» **SOURCE PASSAGE**
16 of 23 people found the following review helpful
4.0 out of 5 stars My Review, Nov 17 2008
By Ryan Vance - Published on Amazon.com
This review is from: The Communist Manifesto: Complete with Seven Rarely Published Prefaces (Paperback)
I wanted to read this book for a couple of reasons. One is that I wanted to get a better understanding of communism and other economic and political theories that were influenced by it or related to it in someway. I also wanted to compare the modern United States and it's history to The Communist Manifesto. I think everyone in the U.S. should read it. It is not very long and is easy to read. I was very pleased with amazon.com the price was perfect and it got to me in a timely manner. ***(I am not a communist but I gave it four stars because it helped me to better understand my own government and I was happy with Amazon.com as usual.)***

1.0 out of 5 stars Book is not as advertised, May 17 2012
By Arilitt "Chris Skabla" - Published on Amazon.com
Amazon Verified Purchase(What's this?)
This review is from: The Communist Manifesto (Paperback)
It is claimed that this edition of The Communist Manifesto has this:
"The seven rarely published prefaces, mostly written by Frederick Engels after the death of Karl Marx, are included making this publication the complete communist manifesto."
This edition of the Manifesto has ZERO prefaces. It contains The Manifesto only in large print. I would suggest finding a different version of The Communist Manifesto. I have not read the text of this edition so I do not know if the text is good, but I have another copy of it in my collection. I bought it strictly for the seven rarely published prefaces. Very Disappointing

9 of 14 people found the following review helpful
3.0 out of 5 stars Another brand of utopian socialism, Feb 6 2010
By Ashtar Command "Seeker" - Published on Amazon.com
This review is from: The Communist Manifesto: Complete with Seven Rarely Published Prefaces (Paperback)
"The Communist Manifesto" by Karl Marx and Friedrich Engels was originally published in 1848. Today, the Manifesto is considered to be one of the foundational texts of Marxism. Nominally, the Manifesto was the program of a small revolutionary group in Germany, known as the Communist League. In reality, it's not really a "program" in the strict sense of that term, but rather a summary of Marxist theory. It deals with the development of capitalism, the inevitability of socialism, and the differences between Marxism and other forms of socialism current at the time. It's still the best introduction to Marxist thought. It's also much shorter than "Anti-Dühring", "The Poverty of Philosophy", and other important texts by Marx or Engels. Not to mention "Das Kapital"!

What are we to make of "The Communist Manifesto" 160 years later? The present reviewer, while not an uncritical supporter of capitalism, nevertheless believes that history has proven Marxism wrong.

[SOME FAILED PREDICTIONS OF LESSER IMPORTANCE]

In the Manifesto, Marx and Engels predict that Western Europe and North America, i.e. the advanced industrialized nations, will turn socialist before the rest of the world. In reality, the opposite happened: Russia was the first nation where a successful socialist revolution was carried out, and that nation was relatively backward. China, Vietnam, Cuba or Cambodia were even more backward. So was Albania. Still, I don't see this objection as particularly important. In his famous correspondence with Vera Zasulich, Marx did predict a revolution in Russia ahead of Western Europe and North America. At the time, Russia was more backward than during the time of Lenin! True, Marx did believe that such a revolution would ultimately fail, unless aided by revolutions in Western Europe. But then, that was Lenin's position as well.

» **PROBLEM 1**
Can you condense the paragraph in the Communist Manifesto reviews that begins "This edition of the Manifesto has ZERO prefaces" into a shorter version that keeps its main facts?

» **Dataset excerpt**

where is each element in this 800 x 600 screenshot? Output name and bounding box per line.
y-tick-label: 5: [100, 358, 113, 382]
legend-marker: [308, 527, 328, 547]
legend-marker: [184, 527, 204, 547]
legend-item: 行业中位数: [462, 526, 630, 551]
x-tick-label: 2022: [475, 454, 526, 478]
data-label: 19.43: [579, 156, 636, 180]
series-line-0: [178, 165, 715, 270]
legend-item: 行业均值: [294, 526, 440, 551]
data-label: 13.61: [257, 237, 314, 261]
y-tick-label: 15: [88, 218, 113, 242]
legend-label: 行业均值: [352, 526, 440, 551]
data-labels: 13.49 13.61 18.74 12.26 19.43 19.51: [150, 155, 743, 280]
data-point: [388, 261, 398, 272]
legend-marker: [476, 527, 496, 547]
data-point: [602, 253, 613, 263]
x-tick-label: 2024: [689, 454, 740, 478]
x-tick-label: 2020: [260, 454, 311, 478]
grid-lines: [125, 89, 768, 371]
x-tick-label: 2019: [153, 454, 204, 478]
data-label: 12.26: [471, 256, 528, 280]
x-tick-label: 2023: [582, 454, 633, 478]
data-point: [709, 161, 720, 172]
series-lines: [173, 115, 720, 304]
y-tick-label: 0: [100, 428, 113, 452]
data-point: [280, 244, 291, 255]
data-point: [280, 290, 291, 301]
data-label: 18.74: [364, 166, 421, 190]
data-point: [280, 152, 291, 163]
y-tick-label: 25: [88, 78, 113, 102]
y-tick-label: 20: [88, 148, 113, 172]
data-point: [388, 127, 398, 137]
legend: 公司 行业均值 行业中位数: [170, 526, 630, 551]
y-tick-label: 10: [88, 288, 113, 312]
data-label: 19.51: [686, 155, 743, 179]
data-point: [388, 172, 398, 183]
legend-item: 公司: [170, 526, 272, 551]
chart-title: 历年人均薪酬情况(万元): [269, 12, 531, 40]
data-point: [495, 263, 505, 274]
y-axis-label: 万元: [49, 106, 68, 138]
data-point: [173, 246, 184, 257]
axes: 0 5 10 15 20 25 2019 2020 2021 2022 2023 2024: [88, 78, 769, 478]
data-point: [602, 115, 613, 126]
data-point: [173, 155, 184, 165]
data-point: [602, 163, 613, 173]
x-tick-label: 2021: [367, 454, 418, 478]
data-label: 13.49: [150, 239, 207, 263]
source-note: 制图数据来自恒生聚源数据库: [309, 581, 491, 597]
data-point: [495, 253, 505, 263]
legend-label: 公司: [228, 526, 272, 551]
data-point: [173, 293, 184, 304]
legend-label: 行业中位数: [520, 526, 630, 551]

» **PROBLEM 2**
Can you rewrite the part of the listing that opens with its first line and closes with the line containing "data-point: [602, 253, 613, 263]", replacing "legend-item" with "legend-entry" and leaving everything else unchanged?

» **PROBLEM SOLUTION 1**
The reviewer says this edition has no prefaces at all and contains only the Manifesto in large print, so they suggest finding a different version. Not having read this edition's text, they cannot say whether it is good, though they own another copy. They bought this one solely for the seven rarely published prefaces and found it very disappointing.

» **PROBLEM SOLUTION 2**
where is each element in this 800 x 600 screenshot? Output name and bounding box per line.
y-tick-label: 5: [100, 358, 113, 382]
legend-marker: [308, 527, 328, 547]
legend-marker: [184, 527, 204, 547]
legend-entry: 行业中位数: [462, 526, 630, 551]
x-tick-label: 2022: [475, 454, 526, 478]
data-label: 19.43: [579, 156, 636, 180]
series-line-0: [178, 165, 715, 270]
legend-entry: 行业均值: [294, 526, 440, 551]
data-label: 13.61: [257, 237, 314, 261]
y-tick-label: 15: [88, 218, 113, 242]
legend-label: 行业均值: [352, 526, 440, 551]
data-labels: 13.49 13.61 18.74 12.26 19.43 19.51: [150, 155, 743, 280]
data-point: [388, 261, 398, 272]
legend-marker: [476, 527, 496, 547]
data-point: [602, 253, 613, 263]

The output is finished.